▶ [Problem set]:
- a) Decide whether each statement agrees with the RIAA lawsuit discussion below, and answer yes or no for each, quoting the deciding words of the text: (i) The RIAA has settled with 220 file-sharers. (ii) The RIAA is filing 90 new lawsuits this week. (iii) One comment says edonkey and bittorrent are shrinking along with kazaa.
- b) Write what comes next in the RIAA lawsuit discussion below, picking up after its final comment.

▶ [Selected excerpt]:
RIAA Extends Legal Action
shystershep writes "An article at InfoWorld tells how the RIAA 'is filing 41 new lawsuits and sending 90 lawsuit-notification letters this week, adding to the 341 lawsuits filed and 308 notification letters sent since September. The RIAA has settled with 220 file-sharers as a result of lawsuits, lawsuit-notification letters and subpoenas. In addition, 1,054 users have submitted affidavits as part of the RIAA's amnesty program.' The RIAA also claims that its tactics are actually working -- to increase awareness and reduce online piracy."
... this is what their records and statistics may claim. And as we all know the RIAA is a bastion of honesty, forthrightness and righteousness.
The number of people on the big file-sharing networks is half of what it was before the law suits. But as kazaa declines, edonkey and bittorrent grow. If they're stated goal is to destroy kazaa, then mission accomplished. But if they want to stop file sharing, they'll have to destroy the internet.
Rather than your point, which is that the RIAA's legal actions may be driving people to buying digitial music, couldn't you also argue that the decrease in p2p activity is due to people finally having access to a number of viable, legitimate, cheap online music outlets?

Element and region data
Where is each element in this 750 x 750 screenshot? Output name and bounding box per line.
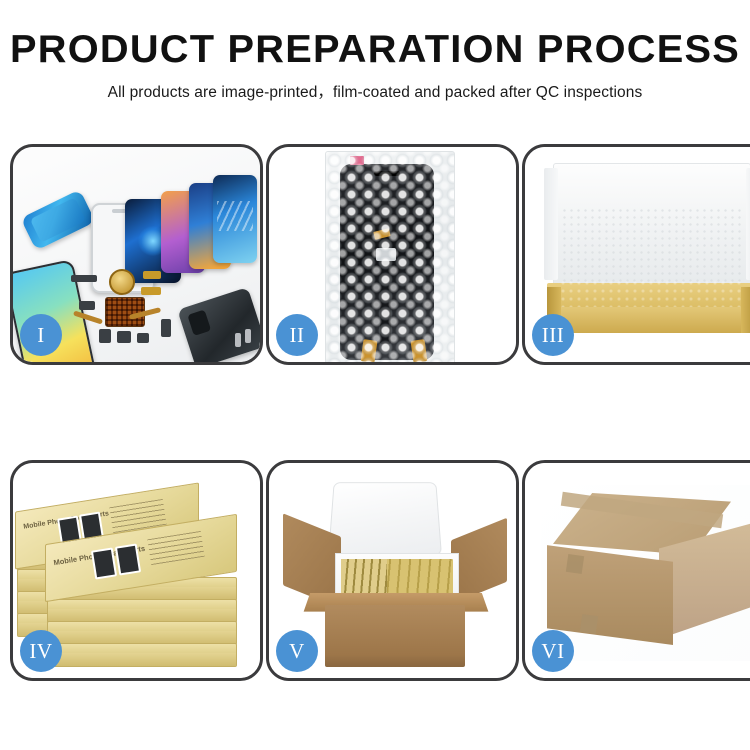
phone-display-gradient xyxy=(213,175,257,263)
screw-part xyxy=(235,333,241,347)
process-step-grid: I II xyxy=(10,144,742,681)
stacked-box-f2 xyxy=(47,599,237,623)
process-step-panel-2[interactable]: II xyxy=(266,144,519,365)
chip-part-b xyxy=(99,329,111,343)
process-step-panel-4[interactable]: Mobile Phone Spare Parts Mobile Phone Sp… xyxy=(10,460,263,681)
page-subtitle: All products are image-printed，film-coat… xyxy=(0,80,750,102)
earpiece-part xyxy=(71,275,97,282)
chip-part-c xyxy=(117,331,131,343)
speaker-coil-part xyxy=(109,269,135,295)
box-thumb-front-b xyxy=(115,543,141,575)
step-6-image: VI xyxy=(525,463,750,678)
step-5-image: V xyxy=(269,463,516,678)
screw-part-2 xyxy=(245,329,251,343)
camera-module xyxy=(161,319,171,337)
foam-insert-sheet xyxy=(561,207,741,283)
process-step-panel-1[interactable]: I xyxy=(10,144,263,365)
box-thumb-front-a xyxy=(91,547,117,579)
page-title: PRODUCT PREPARATION PROCESS xyxy=(0,30,750,71)
stacked-box-f4 xyxy=(47,643,237,667)
foam-lid-open xyxy=(328,482,442,555)
process-step-panel-3[interactable]: III xyxy=(522,144,750,365)
gold-flex-a xyxy=(143,271,161,279)
tray-front-face xyxy=(547,307,750,333)
chip-part-d xyxy=(137,333,149,343)
chip-part-a xyxy=(79,301,95,310)
step-badge-2: II xyxy=(276,314,318,356)
step-4-image: Mobile Phone Spare Parts Mobile Phone Sp… xyxy=(13,463,260,678)
sealing-tape-edge-upper xyxy=(566,554,584,574)
tray-right-edge xyxy=(741,287,750,333)
process-step-panel-6[interactable]: VI xyxy=(522,460,750,681)
step-badge-1: I xyxy=(20,314,62,356)
gold-flex-b xyxy=(141,287,161,295)
carton-body xyxy=(325,605,465,667)
bubble-wrapped-contents xyxy=(559,279,743,309)
page-header: PRODUCT PREPARATION PROCESS All products… xyxy=(0,0,750,102)
stacked-box-f3 xyxy=(47,621,237,645)
sealing-tape-edge-lower xyxy=(580,614,598,634)
step-3-image: III xyxy=(525,147,750,362)
step-badge-5: V xyxy=(276,630,318,672)
step-2-image: II xyxy=(269,147,516,362)
bubble-texture-overlay xyxy=(326,152,454,362)
bubble-wrap-package xyxy=(325,151,455,362)
process-step-panel-5[interactable]: V xyxy=(266,460,519,681)
step-badge-3: III xyxy=(532,314,574,356)
step-badge-4: IV xyxy=(20,630,62,672)
step-badge-6: VI xyxy=(532,630,574,672)
step-1-image: I xyxy=(13,147,260,362)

▶ [Answer list]:
- a)
(i) Yes: "The RIAA has settled with 220 file-sharers as a result of lawsuits, lawsuit-notification letters and subpoenas."
(ii) No: "is filing 41 new lawsuits and sending 90 lawsuit-notification letters this week"
(iii) No: "But as kazaa declines, edonkey and bittorrent grow."

- b)
I'm sure the number of people who stopped pirating music because they could sample it and buy it for cheap on iTunes is pretty significant.
I agree that the lawsuit's are stupid on the part of the RIAA, but why is suing a 12 year old file swapper any worse than suing a 32 year old geek who lives in his parents basement?
Because the purpose of the lawsuits are a public relations war, and every time they fuck up (sue a 12 year old, sue a Mac-owning granny) they shoot themselves in the foot.
Also because they are trying to change the term "piracy" to mean "sharing copyrighted material without paying the piper" away from its original meaning of publishing copyrighted material without a license. Funny, folks don't seem to cotton to equating a 12-year old downloading tracks with a criminal bootleg operation.
The industry fucked up by not taking Napster and using it as a conduit for regular sales.
I know too many people who love good music to risk buying crap at the store that they haven't gotten a proper chance to preview, but let's leave behind the idea that many people treated the MP3s they downloaded as the equivalent of ads when it came to determining what CDs they wanted to buy.
Think on this instead. You're already on Napster, downloading music. You've just found out that you can also buy concert tickets there. Or, there's a neat service that, for 5 bucks, will dump a huge selection of thematically-related songs onto your computer in a conveniently located spot for burning to a CD. Or, there's a spot for getting T-shirts, posters, sweaters, stickers of your favourite band. Or, there's a spot for buying 50c's autobiography or that Rolling Stones concert on DVD. Or, there's a spot that lets you buy the CDs themselves, since sometimes people want the jackets and lyrics and higher-quality music.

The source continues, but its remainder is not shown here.